• **Work required**
Could you print every record below exactly as it appears?

• **Input for this task**
::::::::
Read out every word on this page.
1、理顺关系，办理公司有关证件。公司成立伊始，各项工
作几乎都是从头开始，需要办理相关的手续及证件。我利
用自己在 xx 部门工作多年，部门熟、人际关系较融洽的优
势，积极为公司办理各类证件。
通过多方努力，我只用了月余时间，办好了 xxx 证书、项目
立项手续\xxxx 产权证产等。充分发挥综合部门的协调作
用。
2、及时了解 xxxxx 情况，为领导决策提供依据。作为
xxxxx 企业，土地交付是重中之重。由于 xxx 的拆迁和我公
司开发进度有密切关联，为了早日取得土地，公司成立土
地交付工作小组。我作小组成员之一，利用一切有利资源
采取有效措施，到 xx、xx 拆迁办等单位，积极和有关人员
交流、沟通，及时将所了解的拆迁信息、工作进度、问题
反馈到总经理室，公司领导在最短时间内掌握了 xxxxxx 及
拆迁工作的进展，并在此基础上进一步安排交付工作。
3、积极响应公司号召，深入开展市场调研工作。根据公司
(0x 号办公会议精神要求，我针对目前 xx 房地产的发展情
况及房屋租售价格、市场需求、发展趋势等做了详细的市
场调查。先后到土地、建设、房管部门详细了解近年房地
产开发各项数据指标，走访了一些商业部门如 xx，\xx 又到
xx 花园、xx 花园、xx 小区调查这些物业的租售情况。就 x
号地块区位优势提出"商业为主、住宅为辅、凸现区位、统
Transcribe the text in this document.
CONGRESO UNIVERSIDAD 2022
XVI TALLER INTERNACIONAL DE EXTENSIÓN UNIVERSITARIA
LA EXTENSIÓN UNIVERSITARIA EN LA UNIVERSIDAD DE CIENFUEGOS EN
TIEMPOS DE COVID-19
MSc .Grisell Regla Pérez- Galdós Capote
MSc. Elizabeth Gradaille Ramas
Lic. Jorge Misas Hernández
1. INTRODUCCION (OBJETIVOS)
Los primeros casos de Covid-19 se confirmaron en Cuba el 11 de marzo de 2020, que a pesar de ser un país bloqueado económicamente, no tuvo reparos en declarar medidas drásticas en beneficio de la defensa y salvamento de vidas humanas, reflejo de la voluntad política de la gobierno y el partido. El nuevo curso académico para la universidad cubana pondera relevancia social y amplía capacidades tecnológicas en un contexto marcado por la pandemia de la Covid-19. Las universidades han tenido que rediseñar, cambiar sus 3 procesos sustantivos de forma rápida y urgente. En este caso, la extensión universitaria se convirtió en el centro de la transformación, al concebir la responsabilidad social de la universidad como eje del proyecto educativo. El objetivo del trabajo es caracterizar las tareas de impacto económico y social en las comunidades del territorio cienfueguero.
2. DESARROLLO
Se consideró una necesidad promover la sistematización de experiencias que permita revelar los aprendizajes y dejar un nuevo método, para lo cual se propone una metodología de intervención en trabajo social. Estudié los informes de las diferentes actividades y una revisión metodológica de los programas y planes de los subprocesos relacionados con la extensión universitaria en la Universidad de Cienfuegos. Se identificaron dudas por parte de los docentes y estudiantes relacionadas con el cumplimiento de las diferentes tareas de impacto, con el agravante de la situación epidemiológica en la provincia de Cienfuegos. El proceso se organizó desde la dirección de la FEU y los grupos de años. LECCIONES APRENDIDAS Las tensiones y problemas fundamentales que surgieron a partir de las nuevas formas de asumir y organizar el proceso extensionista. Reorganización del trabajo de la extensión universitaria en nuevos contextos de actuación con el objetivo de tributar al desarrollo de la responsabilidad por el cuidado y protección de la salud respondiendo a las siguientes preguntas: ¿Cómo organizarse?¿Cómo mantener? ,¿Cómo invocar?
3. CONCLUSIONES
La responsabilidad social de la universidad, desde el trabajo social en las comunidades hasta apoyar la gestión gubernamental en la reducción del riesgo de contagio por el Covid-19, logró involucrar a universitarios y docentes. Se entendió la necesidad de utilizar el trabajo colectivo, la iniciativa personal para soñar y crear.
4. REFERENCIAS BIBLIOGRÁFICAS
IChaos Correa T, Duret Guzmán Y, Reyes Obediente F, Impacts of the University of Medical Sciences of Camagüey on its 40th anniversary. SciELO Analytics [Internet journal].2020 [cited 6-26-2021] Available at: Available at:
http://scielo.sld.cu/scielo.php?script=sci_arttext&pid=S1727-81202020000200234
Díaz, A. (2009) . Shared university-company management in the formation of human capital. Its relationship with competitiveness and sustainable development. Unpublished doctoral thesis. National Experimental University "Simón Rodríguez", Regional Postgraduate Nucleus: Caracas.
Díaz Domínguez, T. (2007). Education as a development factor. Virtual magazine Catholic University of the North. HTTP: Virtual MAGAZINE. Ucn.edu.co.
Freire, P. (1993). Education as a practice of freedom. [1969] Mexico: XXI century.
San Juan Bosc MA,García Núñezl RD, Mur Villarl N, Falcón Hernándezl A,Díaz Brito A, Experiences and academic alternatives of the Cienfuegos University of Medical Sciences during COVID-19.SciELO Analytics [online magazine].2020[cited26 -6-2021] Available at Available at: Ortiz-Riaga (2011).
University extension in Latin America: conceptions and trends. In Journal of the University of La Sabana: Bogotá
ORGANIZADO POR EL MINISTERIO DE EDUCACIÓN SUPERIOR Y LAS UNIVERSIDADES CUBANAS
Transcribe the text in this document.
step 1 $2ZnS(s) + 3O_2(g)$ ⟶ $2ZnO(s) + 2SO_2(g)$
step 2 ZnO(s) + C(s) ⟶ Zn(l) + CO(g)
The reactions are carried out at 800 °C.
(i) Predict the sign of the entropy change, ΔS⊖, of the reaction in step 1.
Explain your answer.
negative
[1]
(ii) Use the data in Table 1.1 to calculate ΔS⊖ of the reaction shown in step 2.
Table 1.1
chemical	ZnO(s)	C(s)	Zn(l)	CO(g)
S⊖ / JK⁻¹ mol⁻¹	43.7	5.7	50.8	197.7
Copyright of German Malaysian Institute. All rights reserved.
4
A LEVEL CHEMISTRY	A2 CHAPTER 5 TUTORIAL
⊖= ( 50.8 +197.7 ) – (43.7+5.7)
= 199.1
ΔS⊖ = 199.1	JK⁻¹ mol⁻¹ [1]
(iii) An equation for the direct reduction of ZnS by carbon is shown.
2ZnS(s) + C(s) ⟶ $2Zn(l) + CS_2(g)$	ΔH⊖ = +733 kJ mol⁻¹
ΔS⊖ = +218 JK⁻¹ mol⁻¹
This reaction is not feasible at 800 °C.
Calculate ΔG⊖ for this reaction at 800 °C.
::::::::
• **The answer**
Read out every word on this page.
1、理顺关系，办理公司有关证件。公司成立伊始，各项工
作几乎都是从头开始，需要办理相关的手续及证件。我利
用自己在 xx 部门工作多年，部门熟、人际关系较融洽的优
势，积极为公司办理各类证件。
通过多方努力，我只用了月余时间，办好了 xxx 证书、项目
立项手续\xxxx 产权证产等。充分发挥综合部门的协调作
用。
2、及时了解 xxxxx 情况，为领导决策提供依据。作为
xxxxx 企业，土地交付是重中之重。由于 xxx 的拆迁和我公
司开发进度有密切关联，为了早日取得土地，公司成立土
地交付工作小组。我作小组成员之一，利用一切有利资源
采取有效措施，到 xx、xx 拆迁办等单位，积极和有关人员
交流、沟通，及时将所了解的拆迁信息、工作进度、问题
反馈到总经理室，公司领导在最短时间内掌握了 xxxxxx 及
拆迁工作的进展，并在此基础上进一步安排交付工作。
3、积极响应公司号召，深入开展市场调研工作。根据公司
(0x 号办公会议精神要求，我针对目前 xx 房地产的发展情
况及房屋租售价格、市场需求、发展趋势等做了详细的市
场调查。先后到土地、建设、房管部门详细了解近年房地
产开发各项数据指标，走访了一些商业部门如 xx，\xx 又到
xx 花园、xx 花园、xx 小区调查这些物业的租售情况。就 x
号地块区位优势提出"商业为主、住宅为辅、凸现区位、统
Transcribe the text in this document.
CONGRESO UNIVERSIDAD 2022
XVI TALLER INTERNACIONAL DE EXTENSIÓN UNIVERSITARIA
LA EXTENSIÓN UNIVERSITARIA EN LA UNIVERSIDAD DE CIENFUEGOS EN
TIEMPOS DE COVID-19
MSc .Grisell Regla Pérez- Galdós Capote
MSc. Elizabeth Gradaille Ramas
Lic. Jorge Misas Hernández
1. INTRODUCCION (OBJETIVOS)
Los primeros casos de Covid-19 se confirmaron en Cuba el 11 de marzo de 2020, que a pesar de ser un país bloqueado económicamente, no tuvo reparos en declarar medidas drásticas en beneficio de la defensa y salvamento de vidas humanas, reflejo de la voluntad política de la gobierno y el partido. El nuevo curso académico para la universidad cubana pondera relevancia social y amplía capacidades tecnológicas en un contexto marcado por la pandemia de la Covid-19. Las universidades han tenido que rediseñar, cambiar sus 3 procesos sustantivos de forma rápida y urgente. En este caso, la extensión universitaria se convirtió en el centro de la transformación, al concebir la responsabilidad social de la universidad como eje del proyecto educativo. El objetivo del trabajo es caracterizar las tareas de impacto económico y social en las comunidades del territorio cienfueguero.
2. DESARROLLO
Se consideró una necesidad promover la sistematización de experiencias que permita revelar los aprendizajes y dejar un nuevo método, para lo cual se propone una metodología de intervención en trabajo social. Estudié los informes de las diferentes actividades y una revisión metodológica de los programas y planes de los subprocesos relacionados con la extensión universitaria en la Universidad de Cienfuegos. Se identificaron dudas por parte de los docentes y estudiantes relacionadas con el cumplimiento de las diferentes tareas de impacto, con el agravante de la situación epidemiológica en la provincia de Cienfuegos. El proceso se organizó desde la dirección de la FEU y los grupos de años. LECCIONES APRENDIDAS Las tensiones y problemas fundamentales que surgieron a partir de las nuevas formas de asumir y organizar el proceso extensionista. Reorganización del trabajo de la extensión universitaria en nuevos contextos de actuación con el objetivo de tributar al desarrollo de la responsabilidad por el cuidado y protección de la salud respondiendo a las siguientes preguntas: ¿Cómo organizarse?¿Cómo mantener? ,¿Cómo invocar?
3. CONCLUSIONES
La responsabilidad social de la universidad, desde el trabajo social en las comunidades hasta apoyar la gestión gubernamental en la reducción del riesgo de contagio por el Covid-19, logró involucrar a universitarios y docentes. Se entendió la necesidad de utilizar el trabajo colectivo, la iniciativa personal para soñar y crear.
4. REFERENCIAS BIBLIOGRÁFICAS
IChaos Correa T, Duret Guzmán Y, Reyes Obediente F, Impacts of the University of Medical Sciences of Camagüey on its 40th anniversary. SciELO Analytics [Internet journal].2020 [cited 6-26-2021] Available at: Available at:
http://scielo.sld.cu/scielo.php?script=sci_arttext&pid=S1727-81202020000200234
Díaz, A. (2009) . Shared university-company management in the formation of human capital. Its relationship with competitiveness and sustainable development. Unpublished doctoral thesis. National Experimental University "Simón Rodríguez", Regional Postgraduate Nucleus: Caracas.
Díaz Domínguez, T. (2007). Education as a development factor. Virtual magazine Catholic University of the North. HTTP: Virtual MAGAZINE. Ucn.edu.co.
Freire, P. (1993). Education as a practice of freedom. [1969] Mexico: XXI century.
San Juan Bosc MA,García Núñezl RD, Mur Villarl N, Falcón Hernándezl A,Díaz Brito A, Experiences and academic alternatives of the Cienfuegos University of Medical Sciences during COVID-19.SciELO Analytics [online magazine].2020[cited26 -6-2021] Available at Available at: Ortiz-Riaga (2011).
University extension in Latin America: conceptions and trends. In Journal of the University of La Sabana: Bogotá
ORGANIZADO POR EL MINISTERIO DE EDUCACIÓN SUPERIOR Y LAS UNIVERSIDADES CUBANAS
Transcribe the text in this document.
step 1 $2ZnS(s) + 3O_2(g)$ ⟶ $2ZnO(s) + 2SO_2(g)$
step 2 ZnO(s) + C(s) ⟶ Zn(l) + CO(g)
The reactions are carried out at 800 °C.
(i) Predict the sign of the entropy change, ΔS⊖, of the reaction in step 1.
Explain your answer.
negative
[1]
(ii) Use the data in Table 1.1 to calculate ΔS⊖ of the reaction shown in step 2.
Table 1.1
chemical	ZnO(s)	C(s)	Zn(l)	CO(g)
S⊖ / JK⁻¹ mol⁻¹	43.7	5.7	50.8	197.7
Copyright of German Malaysian Institute. All rights reserved.
4
A LEVEL CHEMISTRY	A2 CHAPTER 5 TUTORIAL
⊖= ( 50.8 +197.7 ) – (43.7+5.7)
= 199.1
ΔS⊖ = 199.1	JK⁻¹ mol⁻¹ [1]
(iii) An equation for the direct reduction of ZnS by carbon is shown.
2ZnS(s) + C(s) ⟶ $2Zn(l) + CS_2(g)$	ΔH⊖ = +733 kJ mol⁻¹
ΔS⊖ = +218 JK⁻¹ mol⁻¹
This reaction is not feasible at 800 °C.
Calculate ΔG⊖ for this reaction at 800 °C.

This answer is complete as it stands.